Task description → Your task is to print all of the data word for word.

━━━ Listed records ━━━

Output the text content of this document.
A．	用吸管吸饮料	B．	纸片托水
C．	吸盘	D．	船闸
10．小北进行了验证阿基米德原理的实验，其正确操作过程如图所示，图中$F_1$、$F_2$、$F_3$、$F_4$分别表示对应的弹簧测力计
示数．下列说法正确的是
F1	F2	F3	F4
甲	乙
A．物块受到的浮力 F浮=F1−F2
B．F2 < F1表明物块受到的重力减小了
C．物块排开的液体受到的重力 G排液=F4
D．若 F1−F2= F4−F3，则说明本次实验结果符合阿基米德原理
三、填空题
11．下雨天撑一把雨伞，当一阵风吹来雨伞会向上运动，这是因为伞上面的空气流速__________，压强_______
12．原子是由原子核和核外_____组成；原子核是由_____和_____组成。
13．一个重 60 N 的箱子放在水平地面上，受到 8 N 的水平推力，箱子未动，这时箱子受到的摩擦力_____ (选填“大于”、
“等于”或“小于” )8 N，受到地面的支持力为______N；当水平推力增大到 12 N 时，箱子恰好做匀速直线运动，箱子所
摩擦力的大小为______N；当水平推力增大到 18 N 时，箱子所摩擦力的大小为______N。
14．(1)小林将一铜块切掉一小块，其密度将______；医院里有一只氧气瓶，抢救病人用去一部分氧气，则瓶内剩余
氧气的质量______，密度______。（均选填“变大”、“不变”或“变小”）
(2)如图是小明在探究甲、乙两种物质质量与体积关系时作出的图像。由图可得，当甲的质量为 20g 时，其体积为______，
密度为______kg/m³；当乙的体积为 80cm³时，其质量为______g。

━━━

Completed exercise →
Output the text content of this document.
A．	用吸管吸饮料	B．	纸片托水
C．	吸盘	D．	船闸
10．小北进行了验证阿基米德原理的实验，其正确操作过程如图所示，图中$F_1$、$F_2$、$F_3$、$F_4$分别表示对应的弹簧测力计
示数．下列说法正确的是
F1	F2	F3	F4
甲	乙
A．物块受到的浮力 F浮=F1−F2
B．F2 < F1表明物块受到的重力减小了
C．物块排开的液体受到的重力 G排液=F4
D．若 F1−F2= F4−F3，则说明本次实验结果符合阿基米德原理
三、填空题
11．下雨天撑一把雨伞，当一阵风吹来雨伞会向上运动，这是因为伞上面的空气流速__________，压强_______
12．原子是由原子核和核外_____组成；原子核是由_____和_____组成。
13．一个重 60 N 的箱子放在水平地面上，受到 8 N 的水平推力，箱子未动，这时箱子受到的摩擦力_____ (选填“大于”、
“等于”或“小于” )8 N，受到地面的支持力为______N；当水平推力增大到 12 N 时，箱子恰好做匀速直线运动，箱子所
摩擦力的大小为______N；当水平推力增大到 18 N 时，箱子所摩擦力的大小为______N。
14．(1)小林将一铜块切掉一小块，其密度将______；医院里有一只氧气瓶，抢救病人用去一部分氧气，则瓶内剩余
氧气的质量______，密度______。（均选填“变大”、“不变”或“变小”）
(2)如图是小明在探究甲、乙两种物质质量与体积关系时作出的图像。由图可得，当甲的质量为 20g 时，其体积为______，
密度为______kg/m³；当乙的体积为 80cm³时，其质量为______g。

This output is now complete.